**Problem to solve:** Write each line out exactly, leaving none out.

**Dataset records:**
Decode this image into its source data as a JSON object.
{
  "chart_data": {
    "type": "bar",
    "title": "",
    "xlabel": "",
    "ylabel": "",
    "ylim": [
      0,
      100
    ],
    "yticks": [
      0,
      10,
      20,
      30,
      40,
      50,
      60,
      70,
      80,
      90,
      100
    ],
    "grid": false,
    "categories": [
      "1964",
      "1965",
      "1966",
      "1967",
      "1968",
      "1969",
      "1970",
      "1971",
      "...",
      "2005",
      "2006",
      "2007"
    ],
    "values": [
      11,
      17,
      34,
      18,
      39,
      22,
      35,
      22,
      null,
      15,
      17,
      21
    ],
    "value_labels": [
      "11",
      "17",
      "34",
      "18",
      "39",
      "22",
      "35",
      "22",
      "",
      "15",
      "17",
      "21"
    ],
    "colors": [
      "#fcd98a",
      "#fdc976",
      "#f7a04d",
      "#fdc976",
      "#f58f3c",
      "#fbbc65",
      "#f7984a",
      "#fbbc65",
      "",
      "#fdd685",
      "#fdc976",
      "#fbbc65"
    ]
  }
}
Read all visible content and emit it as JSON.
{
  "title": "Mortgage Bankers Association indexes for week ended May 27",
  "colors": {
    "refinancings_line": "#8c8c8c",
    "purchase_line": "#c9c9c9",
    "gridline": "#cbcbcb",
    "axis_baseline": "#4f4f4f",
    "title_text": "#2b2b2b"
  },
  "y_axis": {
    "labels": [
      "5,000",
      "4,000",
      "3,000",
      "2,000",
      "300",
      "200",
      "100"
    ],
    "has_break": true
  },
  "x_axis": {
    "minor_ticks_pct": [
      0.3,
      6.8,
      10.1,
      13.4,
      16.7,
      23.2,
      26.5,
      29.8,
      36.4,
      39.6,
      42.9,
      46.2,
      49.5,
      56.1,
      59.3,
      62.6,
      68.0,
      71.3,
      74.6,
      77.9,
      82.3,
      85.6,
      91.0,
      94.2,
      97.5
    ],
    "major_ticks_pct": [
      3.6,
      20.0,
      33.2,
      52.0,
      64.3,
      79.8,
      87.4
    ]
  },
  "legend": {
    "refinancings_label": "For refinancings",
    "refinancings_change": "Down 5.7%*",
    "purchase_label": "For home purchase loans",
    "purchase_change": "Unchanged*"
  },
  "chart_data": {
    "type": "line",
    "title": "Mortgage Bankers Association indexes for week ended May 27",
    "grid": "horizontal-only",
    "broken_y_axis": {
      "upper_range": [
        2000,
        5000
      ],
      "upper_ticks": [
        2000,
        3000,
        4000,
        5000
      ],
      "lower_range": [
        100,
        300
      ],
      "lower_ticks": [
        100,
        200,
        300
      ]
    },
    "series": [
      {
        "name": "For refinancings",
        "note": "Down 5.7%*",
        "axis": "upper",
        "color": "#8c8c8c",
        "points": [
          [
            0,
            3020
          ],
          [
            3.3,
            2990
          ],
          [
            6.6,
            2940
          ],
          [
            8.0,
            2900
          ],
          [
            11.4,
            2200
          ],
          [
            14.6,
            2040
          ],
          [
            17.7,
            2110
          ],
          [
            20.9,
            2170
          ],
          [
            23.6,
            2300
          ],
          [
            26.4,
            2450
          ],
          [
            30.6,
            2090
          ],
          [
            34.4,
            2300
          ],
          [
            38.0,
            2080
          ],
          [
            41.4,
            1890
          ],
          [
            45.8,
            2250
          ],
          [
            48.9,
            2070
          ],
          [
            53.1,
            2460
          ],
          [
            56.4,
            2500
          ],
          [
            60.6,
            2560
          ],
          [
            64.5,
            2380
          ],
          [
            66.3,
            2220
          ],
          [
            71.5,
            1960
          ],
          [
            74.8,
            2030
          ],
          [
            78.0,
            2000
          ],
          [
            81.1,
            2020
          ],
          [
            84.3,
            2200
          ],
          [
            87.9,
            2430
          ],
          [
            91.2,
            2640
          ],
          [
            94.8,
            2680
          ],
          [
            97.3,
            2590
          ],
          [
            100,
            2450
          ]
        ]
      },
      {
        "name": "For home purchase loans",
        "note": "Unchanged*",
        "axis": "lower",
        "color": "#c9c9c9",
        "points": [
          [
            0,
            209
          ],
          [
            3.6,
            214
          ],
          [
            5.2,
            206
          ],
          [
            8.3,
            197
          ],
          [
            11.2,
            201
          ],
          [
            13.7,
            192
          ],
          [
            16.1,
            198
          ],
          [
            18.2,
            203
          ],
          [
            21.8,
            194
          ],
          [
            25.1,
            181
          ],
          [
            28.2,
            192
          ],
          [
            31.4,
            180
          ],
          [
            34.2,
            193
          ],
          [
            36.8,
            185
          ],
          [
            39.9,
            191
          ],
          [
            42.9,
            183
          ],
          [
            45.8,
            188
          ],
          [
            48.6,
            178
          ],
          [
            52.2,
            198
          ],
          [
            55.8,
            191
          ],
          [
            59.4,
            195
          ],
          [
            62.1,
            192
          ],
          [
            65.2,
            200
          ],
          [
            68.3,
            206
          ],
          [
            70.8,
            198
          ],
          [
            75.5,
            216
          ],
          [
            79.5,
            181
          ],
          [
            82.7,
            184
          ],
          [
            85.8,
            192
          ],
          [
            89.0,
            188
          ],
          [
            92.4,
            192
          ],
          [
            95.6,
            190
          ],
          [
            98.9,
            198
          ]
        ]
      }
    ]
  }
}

**Full response:**
Decode this image into its source data as a JSON object.
{
  "chart_data": {
    "type": "bar",
    "title": "",
    "xlabel": "",
    "ylabel": "",
    "ylim": [
      0,
      100
    ],
    "yticks": [
      0,
      10,
      20,
      30,
      40,
      50,
      60,
      70,
      80,
      90,
      100
    ],
    "grid": false,
    "categories": [
      "1964",
      "1965",
      "1966",
      "1967",
      "1968",
      "1969",
      "1970",
      "1971",
      "...",
      "2005",
      "2006",
      "2007"
    ],
    "values": [
      11,
      17,
      34,
      18,
      39,
      22,
      35,
      22,
      null,
      15,
      17,
      21
    ],
    "value_labels": [
      "11",
      "17",
      "34",
      "18",
      "39",
      "22",
      "35",
      "22",
      "",
      "15",
      "17",
      "21"
    ],
    "colors": [
      "#fcd98a",
      "#fdc976",
      "#f7a04d",
      "#fdc976",
      "#f58f3c",
      "#fbbc65",
      "#f7984a",
      "#fbbc65",
      "",
      "#fdd685",
      "#fdc976",
      "#fbbc65"
    ]
  }
}
Read all visible content and emit it as JSON.
{
  "title": "Mortgage Bankers Association indexes for week ended May 27",
  "colors": {
    "refinancings_line": "#8c8c8c",
    "purchase_line": "#c9c9c9",
    "gridline": "#cbcbcb",
    "axis_baseline": "#4f4f4f",
    "title_text": "#2b2b2b"
  },
  "y_axis": {
    "labels": [
      "5,000",
      "4,000",
      "3,000",
      "2,000",
      "300",
      "200",
      "100"
    ],
    "has_break": true
  },
  "x_axis": {
    "minor_ticks_pct": [
      0.3,
      6.8,
      10.1,
      13.4,
      16.7,
      23.2,
      26.5,
      29.8,
      36.4,
      39.6,
      42.9,
      46.2,
      49.5,
      56.1,
      59.3,
      62.6,
      68.0,
      71.3,
      74.6,
      77.9,
      82.3,
      85.6,
      91.0,
      94.2,
      97.5
    ],
    "major_ticks_pct": [
      3.6,
      20.0,
      33.2,
      52.0,
      64.3,
      79.8,
      87.4
    ]
  },
  "legend": {
    "refinancings_label": "For refinancings",
    "refinancings_change": "Down 5.7%*",
    "purchase_label": "For home purchase loans",
    "purchase_change": "Unchanged*"
  },
  "chart_data": {
    "type": "line",
    "title": "Mortgage Bankers Association indexes for week ended May 27",
    "grid": "horizontal-only",
    "broken_y_axis": {
      "upper_range": [
        2000,
        5000
      ],
      "upper_ticks": [
        2000,
        3000,
        4000,
        5000
      ],
      "lower_range": [
        100,
        300
      ],
      "lower_ticks": [
        100,
        200,
        300
      ]
    },
    "series": [
      {
        "name": "For refinancings",
        "note": "Down 5.7%*",
        "axis": "upper",
        "color": "#8c8c8c",
        "points": [
          [
            0,
            3020
          ],
          [
            3.3,
            2990
          ],
          [
            6.6,
            2940
          ],
          [
            8.0,
            2900
          ],
          [
            11.4,
            2200
          ],
          [
            14.6,
            2040
          ],
          [
            17.7,
            2110
          ],
          [
            20.9,
            2170
          ],
          [
            23.6,
            2300
          ],
          [
            26.4,
            2450
          ],
          [
            30.6,
            2090
          ],
          [
            34.4,
            2300
          ],
          [
            38.0,
            2080
          ],
          [
            41.4,
            1890
          ],
          [
            45.8,
            2250
          ],
          [
            48.9,
            2070
          ],
          [
            53.1,
            2460
          ],
          [
            56.4,
            2500
          ],
          [
            60.6,
            2560
          ],
          [
            64.5,
            2380
          ],
          [
            66.3,
            2220
          ],
          [
            71.5,
            1960
          ],
          [
            74.8,
            2030
          ],
          [
            78.0,
            2000
          ],
          [
            81.1,
            2020
          ],
          [
            84.3,
            2200
          ],
          [
            87.9,
            2430
          ],
          [
            91.2,
            2640
          ],
          [
            94.8,
            2680
          ],
          [
            97.3,
            2590
          ],
          [
            100,
            2450
          ]
        ]
      },
      {
        "name": "For home purchase loans",
        "note": "Unchanged*",
        "axis": "lower",
        "color": "#c9c9c9",
        "points": [
          [
            0,
            209
          ],
          [
            3.6,
            214
          ],
          [
            5.2,
            206
          ],
          [
            8.3,
            197
          ],
          [
            11.2,
            201
          ],
          [
            13.7,
            192
          ],
          [
            16.1,
            198
          ],
          [
            18.2,
            203
          ],
          [
            21.8,
            194
          ],
          [
            25.1,
            181
          ],
          [
            28.2,
            192
          ],
          [
            31.4,
            180
          ],
          [
            34.2,
            193
          ],
          [
            36.8,
            185
          ],
          [
            39.9,
            191
          ],
          [
            42.9,
            183
          ],
          [
            45.8,
            188
          ],
          [
            48.6,
            178
          ],
          [
            52.2,
            198
          ],
          [
            55.8,
            191
          ],
          [
            59.4,
            195
          ],
          [
            62.1,
            192
          ],
          [
            65.2,
            200
          ],
          [
            68.3,
            206
          ],
          [
            70.8,
            198
          ],
          [
            75.5,
            216
          ],
          [
            79.5,
            181
          ],
          [
            82.7,
            184
          ],
          [
            85.8,
            192
          ],
          [
            89.0,
            188
          ],
          [
            92.4,
            192
          ],
          [
            95.6,
            190
          ],
          [
            98.9,
            198
          ]
        ]
      }
    ]
  }
}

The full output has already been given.